= Extrait source =
====

Laboratoire de l’Université Marien-Ngouabi qui regroupe les chercheurs de cinq parcours-types concernés par l’étude des langues dans leurs divers aspects, le Cerello s’inscrit dans la mouvance de description et de théorisation des langues africaines dans leur globalité et complexité. Il a voulu, par le colloque qu'il vient d'organiser, d'éveiller l'amour pour des recherches approfondies sur les langues africaines menacées de disparition. A travers cette rencontre, le Cerello a voulu aussi se souvenir du chercheur congolais qui avait dédié sa vie à l’étude des langues, à savoir le Pr Antoine Ndinga Oba. 

« Une manière bien sûr d’honorer son œuvre mais aussi et surtout de dire à tous qu’il y a péril pour nos langues et donc nos cultures. Autant, aujourd’hui, le réchauffement climatique alarme le monde entier, autant il en sera de nos cultures demain qui prendront un coup si elles venaient à disparaÏtre. De cette manière, plus personne n’écrira notre histoire ; l’histoire de nos langues qui valent autant que nos langues d’ailleurs. Il faut que les scientifiques s’activent à consigner ce qui reste encore de celles-ci. Ce sera un immense héritage à laisser aux générations futures », a estimé le Pr Yvon Pierre Ndongo-Ibara.

====

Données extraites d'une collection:
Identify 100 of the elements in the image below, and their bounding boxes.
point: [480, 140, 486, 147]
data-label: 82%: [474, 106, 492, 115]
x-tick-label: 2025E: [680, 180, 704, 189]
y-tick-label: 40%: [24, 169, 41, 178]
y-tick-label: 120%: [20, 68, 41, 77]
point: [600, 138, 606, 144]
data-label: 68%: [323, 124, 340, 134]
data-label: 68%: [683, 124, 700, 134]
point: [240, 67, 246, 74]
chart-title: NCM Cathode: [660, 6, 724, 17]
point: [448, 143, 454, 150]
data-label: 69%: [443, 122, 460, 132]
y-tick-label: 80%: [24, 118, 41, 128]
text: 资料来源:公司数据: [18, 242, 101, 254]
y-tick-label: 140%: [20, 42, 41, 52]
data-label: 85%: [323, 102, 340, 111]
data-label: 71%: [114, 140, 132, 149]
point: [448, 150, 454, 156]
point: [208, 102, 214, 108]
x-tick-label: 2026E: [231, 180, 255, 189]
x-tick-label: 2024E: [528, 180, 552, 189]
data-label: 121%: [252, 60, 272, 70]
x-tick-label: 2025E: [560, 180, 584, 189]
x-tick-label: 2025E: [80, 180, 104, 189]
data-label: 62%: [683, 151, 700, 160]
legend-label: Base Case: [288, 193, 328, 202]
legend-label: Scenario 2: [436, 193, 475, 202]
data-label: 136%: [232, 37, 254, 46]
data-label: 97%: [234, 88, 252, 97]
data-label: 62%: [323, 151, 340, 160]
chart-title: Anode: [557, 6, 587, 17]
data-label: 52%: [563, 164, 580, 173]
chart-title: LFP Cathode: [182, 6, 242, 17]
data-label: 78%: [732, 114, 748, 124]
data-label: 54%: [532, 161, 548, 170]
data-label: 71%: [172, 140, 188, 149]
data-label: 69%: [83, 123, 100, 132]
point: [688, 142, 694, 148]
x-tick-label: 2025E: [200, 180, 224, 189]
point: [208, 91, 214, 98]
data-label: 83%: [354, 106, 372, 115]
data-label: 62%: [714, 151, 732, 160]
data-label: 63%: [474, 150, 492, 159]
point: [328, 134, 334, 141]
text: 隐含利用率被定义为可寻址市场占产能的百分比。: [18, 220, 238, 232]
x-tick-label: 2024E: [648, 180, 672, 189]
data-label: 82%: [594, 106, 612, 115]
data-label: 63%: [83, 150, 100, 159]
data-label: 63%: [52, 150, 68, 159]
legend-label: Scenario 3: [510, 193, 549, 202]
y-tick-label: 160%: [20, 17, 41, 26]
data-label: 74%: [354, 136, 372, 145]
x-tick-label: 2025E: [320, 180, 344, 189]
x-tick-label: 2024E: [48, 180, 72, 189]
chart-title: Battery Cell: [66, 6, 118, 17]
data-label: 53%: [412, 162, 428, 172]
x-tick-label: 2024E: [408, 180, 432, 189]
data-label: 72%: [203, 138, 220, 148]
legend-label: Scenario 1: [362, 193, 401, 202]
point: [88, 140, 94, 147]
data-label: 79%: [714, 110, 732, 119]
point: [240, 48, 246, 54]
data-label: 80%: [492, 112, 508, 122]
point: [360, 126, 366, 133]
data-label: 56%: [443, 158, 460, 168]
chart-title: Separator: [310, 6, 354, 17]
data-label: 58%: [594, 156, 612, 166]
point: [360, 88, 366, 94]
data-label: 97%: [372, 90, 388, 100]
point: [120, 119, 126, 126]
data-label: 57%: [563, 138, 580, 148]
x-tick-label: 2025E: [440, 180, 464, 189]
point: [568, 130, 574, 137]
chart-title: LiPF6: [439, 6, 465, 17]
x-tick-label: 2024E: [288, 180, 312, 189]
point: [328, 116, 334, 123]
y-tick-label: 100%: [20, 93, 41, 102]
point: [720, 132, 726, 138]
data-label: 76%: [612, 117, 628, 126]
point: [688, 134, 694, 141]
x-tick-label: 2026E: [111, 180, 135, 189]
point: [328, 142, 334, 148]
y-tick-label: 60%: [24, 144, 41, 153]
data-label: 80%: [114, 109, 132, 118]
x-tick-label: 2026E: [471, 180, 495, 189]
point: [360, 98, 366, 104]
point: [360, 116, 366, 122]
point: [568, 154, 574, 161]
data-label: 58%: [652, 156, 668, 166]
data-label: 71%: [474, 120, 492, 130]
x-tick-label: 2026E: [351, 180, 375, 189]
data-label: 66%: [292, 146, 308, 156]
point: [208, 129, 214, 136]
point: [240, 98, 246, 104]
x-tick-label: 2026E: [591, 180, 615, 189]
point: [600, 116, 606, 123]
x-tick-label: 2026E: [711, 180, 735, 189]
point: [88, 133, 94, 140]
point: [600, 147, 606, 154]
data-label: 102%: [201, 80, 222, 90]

====

= À faire =
**a.** Reproduisez fidèlement le passage de l'extrait sur les langues africaines qui s'ouvre sur les mots « Laboratoire de l’Université » et se termine par « Antoine Ndinga Oba. ».
**b.** Dans les entrées, reprenez les lignes allant de la première jusqu'à celle contenant « point: [600, 138, 606, 144] » incluse, en remplaçant « y-tick-label » par « y-axis-label » sans rien modifier d'autre. Ne donnez que ces lignes.
L'extrait et les entrées sont deux documents indépendants l'un de l'autre.

= Corrigé =
**a.**
Laboratoire de l’Université Marien-Ngouabi qui regroupe les chercheurs de cinq parcours-types concernés par l’étude des langues dans leurs divers aspects, le Cerello s’inscrit dans la mouvance de description et de théorisation des langues africaines dans leur globalité et complexité. Il a voulu, par le colloque qu'il vient d'organiser, d'éveiller l'amour pour des recherches approfondies sur les langues africaines menacées de disparition. A travers cette rencontre, le Cerello a voulu aussi se souvenir du chercheur congolais qui avait dédié sa vie à l’étude des langues, à savoir le Pr Antoine Ndinga Oba.

**b.**
Identify 100 of the elements in the image below, and their bounding boxes.
point: [480, 140, 486, 147]
data-label: 82%: [474, 106, 492, 115]
x-tick-label: 2025E: [680, 180, 704, 189]
y-axis-label: 40%: [24, 169, 41, 178]
y-axis-label: 120%: [20, 68, 41, 77]
point: [600, 138, 606, 144]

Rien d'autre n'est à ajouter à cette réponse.